= WHAT YOU WILL DO =
Which lines in the material below contain the word "学唱感恩歌曲"? Copy each of them.

= DATA ENTRIES =
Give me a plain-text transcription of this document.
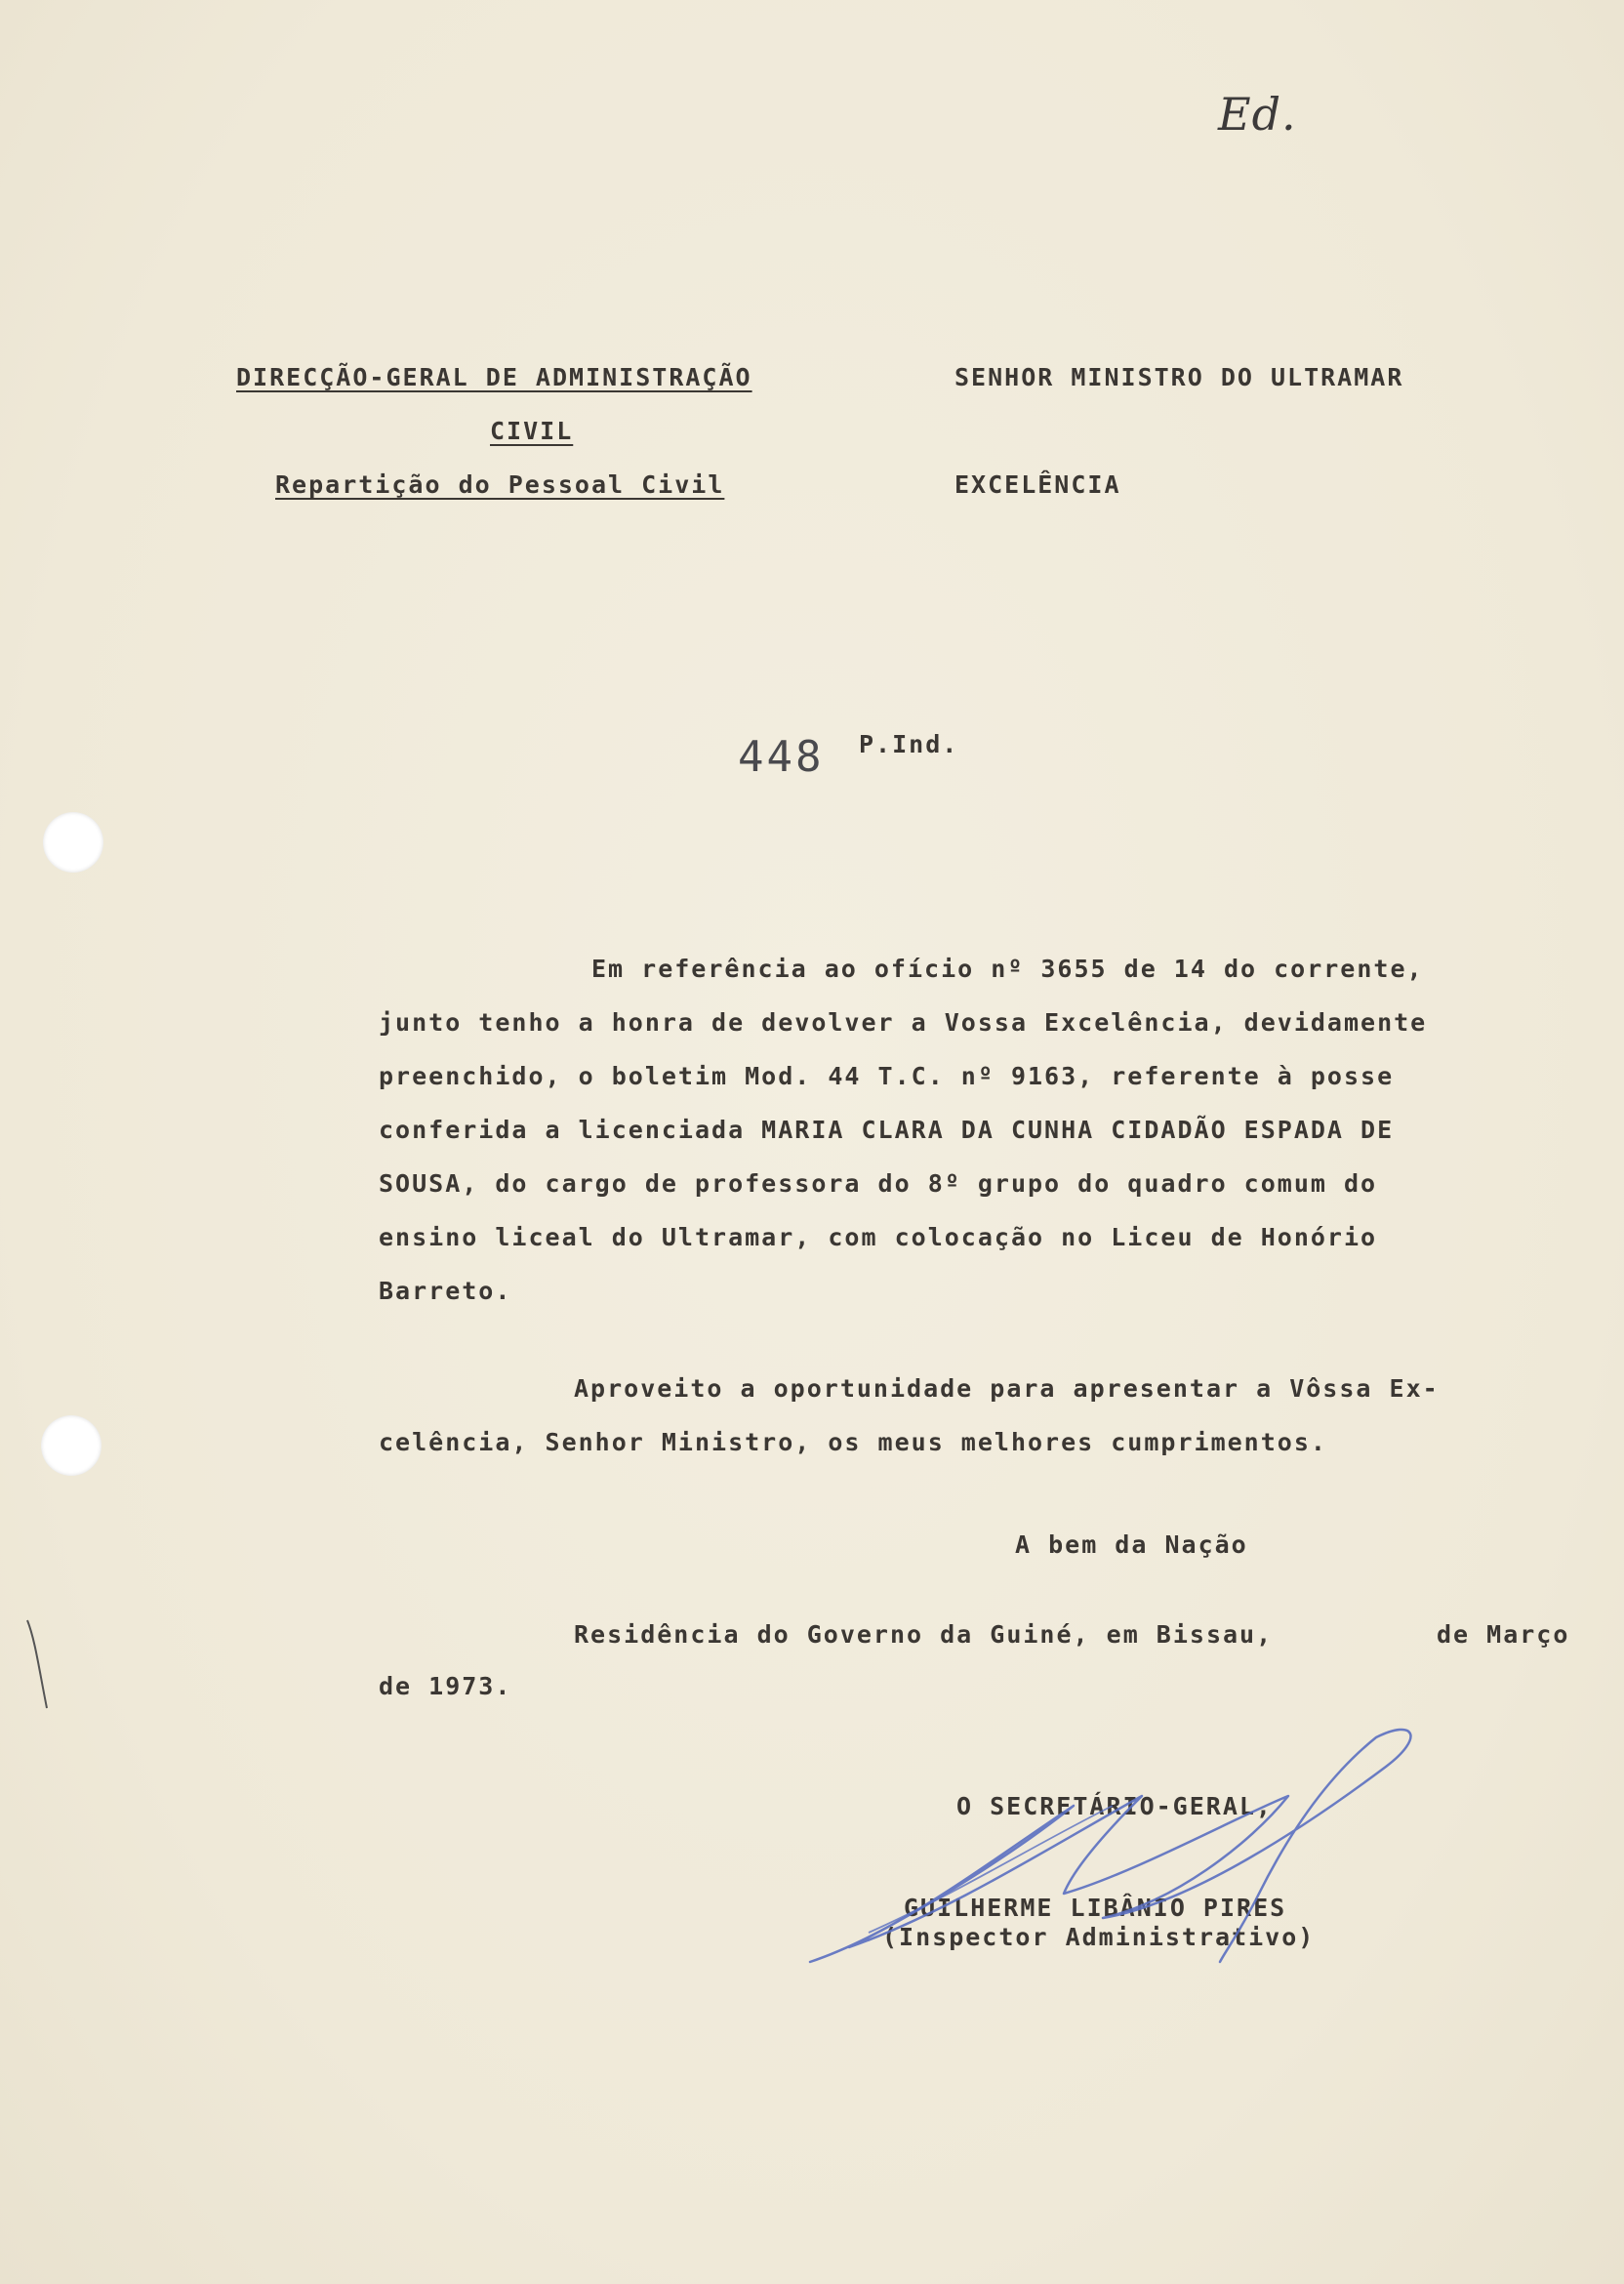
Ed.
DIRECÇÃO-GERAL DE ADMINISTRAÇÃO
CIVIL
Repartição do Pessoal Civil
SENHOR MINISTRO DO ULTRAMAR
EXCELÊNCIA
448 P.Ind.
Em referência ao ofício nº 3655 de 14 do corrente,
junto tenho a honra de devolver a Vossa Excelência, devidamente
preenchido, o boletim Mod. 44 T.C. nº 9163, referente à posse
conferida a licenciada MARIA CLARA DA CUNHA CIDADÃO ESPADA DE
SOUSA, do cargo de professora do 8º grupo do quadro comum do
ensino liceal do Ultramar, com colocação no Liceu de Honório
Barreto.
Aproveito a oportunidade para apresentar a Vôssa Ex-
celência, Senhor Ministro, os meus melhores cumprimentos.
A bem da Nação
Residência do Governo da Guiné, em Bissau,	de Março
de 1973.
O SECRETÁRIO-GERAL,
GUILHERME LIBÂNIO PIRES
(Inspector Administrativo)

--

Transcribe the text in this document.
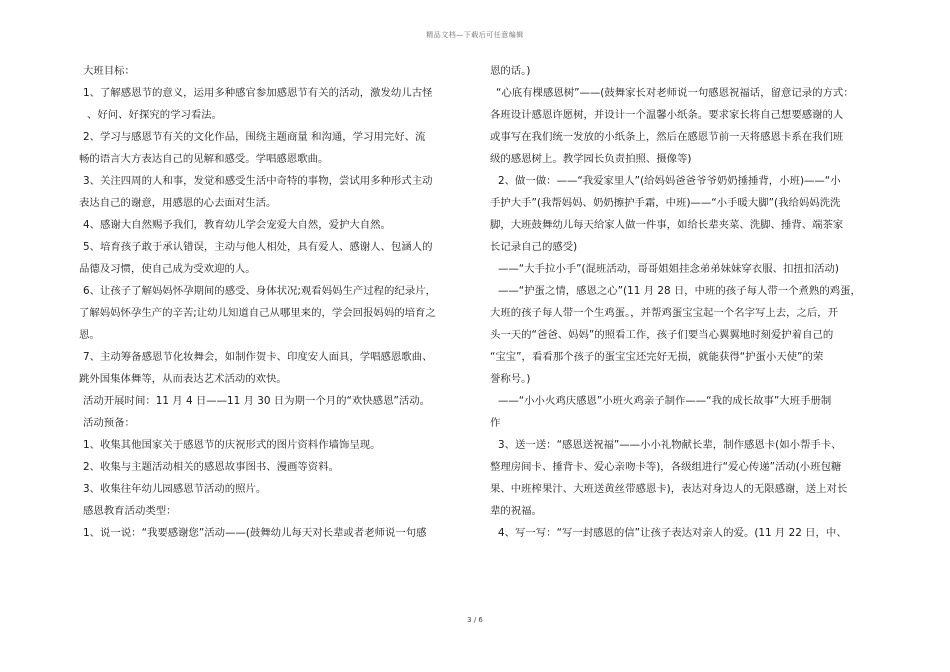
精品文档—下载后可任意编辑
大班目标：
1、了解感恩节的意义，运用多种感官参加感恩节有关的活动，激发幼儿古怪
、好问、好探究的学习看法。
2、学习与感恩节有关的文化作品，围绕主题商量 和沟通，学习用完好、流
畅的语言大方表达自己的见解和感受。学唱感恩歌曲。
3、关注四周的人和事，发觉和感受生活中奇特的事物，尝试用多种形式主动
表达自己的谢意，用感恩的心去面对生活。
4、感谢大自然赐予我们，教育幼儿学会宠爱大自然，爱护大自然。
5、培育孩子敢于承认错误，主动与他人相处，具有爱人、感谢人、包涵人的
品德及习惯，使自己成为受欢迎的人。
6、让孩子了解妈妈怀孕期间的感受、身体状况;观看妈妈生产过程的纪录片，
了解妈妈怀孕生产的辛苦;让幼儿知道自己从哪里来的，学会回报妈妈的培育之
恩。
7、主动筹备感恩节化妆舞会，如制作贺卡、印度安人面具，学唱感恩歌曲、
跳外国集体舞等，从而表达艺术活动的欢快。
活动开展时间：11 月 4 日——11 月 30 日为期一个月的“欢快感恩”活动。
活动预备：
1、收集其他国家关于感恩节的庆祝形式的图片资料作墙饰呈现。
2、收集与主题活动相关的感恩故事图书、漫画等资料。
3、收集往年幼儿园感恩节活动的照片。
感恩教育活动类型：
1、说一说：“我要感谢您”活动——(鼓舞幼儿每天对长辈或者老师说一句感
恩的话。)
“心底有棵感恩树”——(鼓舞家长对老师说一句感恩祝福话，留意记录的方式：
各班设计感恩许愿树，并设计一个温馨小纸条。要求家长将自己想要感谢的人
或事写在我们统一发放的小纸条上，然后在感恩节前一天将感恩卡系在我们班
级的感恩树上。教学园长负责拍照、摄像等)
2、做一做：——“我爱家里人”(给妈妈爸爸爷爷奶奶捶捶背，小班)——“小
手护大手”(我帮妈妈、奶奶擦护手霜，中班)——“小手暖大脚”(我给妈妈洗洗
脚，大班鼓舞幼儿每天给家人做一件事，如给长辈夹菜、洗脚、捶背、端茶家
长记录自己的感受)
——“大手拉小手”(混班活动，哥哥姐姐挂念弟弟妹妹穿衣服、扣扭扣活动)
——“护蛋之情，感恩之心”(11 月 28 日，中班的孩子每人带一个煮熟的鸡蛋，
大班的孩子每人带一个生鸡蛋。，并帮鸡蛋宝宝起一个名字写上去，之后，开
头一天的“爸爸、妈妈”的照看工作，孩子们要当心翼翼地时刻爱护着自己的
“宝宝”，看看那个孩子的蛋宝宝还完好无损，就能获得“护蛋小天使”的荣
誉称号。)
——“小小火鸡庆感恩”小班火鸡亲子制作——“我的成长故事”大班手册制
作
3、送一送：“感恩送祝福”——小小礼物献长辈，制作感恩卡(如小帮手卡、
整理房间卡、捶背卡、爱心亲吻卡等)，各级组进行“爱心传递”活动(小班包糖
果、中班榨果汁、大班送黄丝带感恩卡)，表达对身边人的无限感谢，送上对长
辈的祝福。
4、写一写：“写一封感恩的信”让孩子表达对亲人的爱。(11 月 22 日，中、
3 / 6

= SOLUTION =
畅的语言大方表达自己的见解和感受。学唱感恩歌曲。
7、主动筹备感恩节化妆舞会，如制作贺卡、印度安人面具，学唱感恩歌曲、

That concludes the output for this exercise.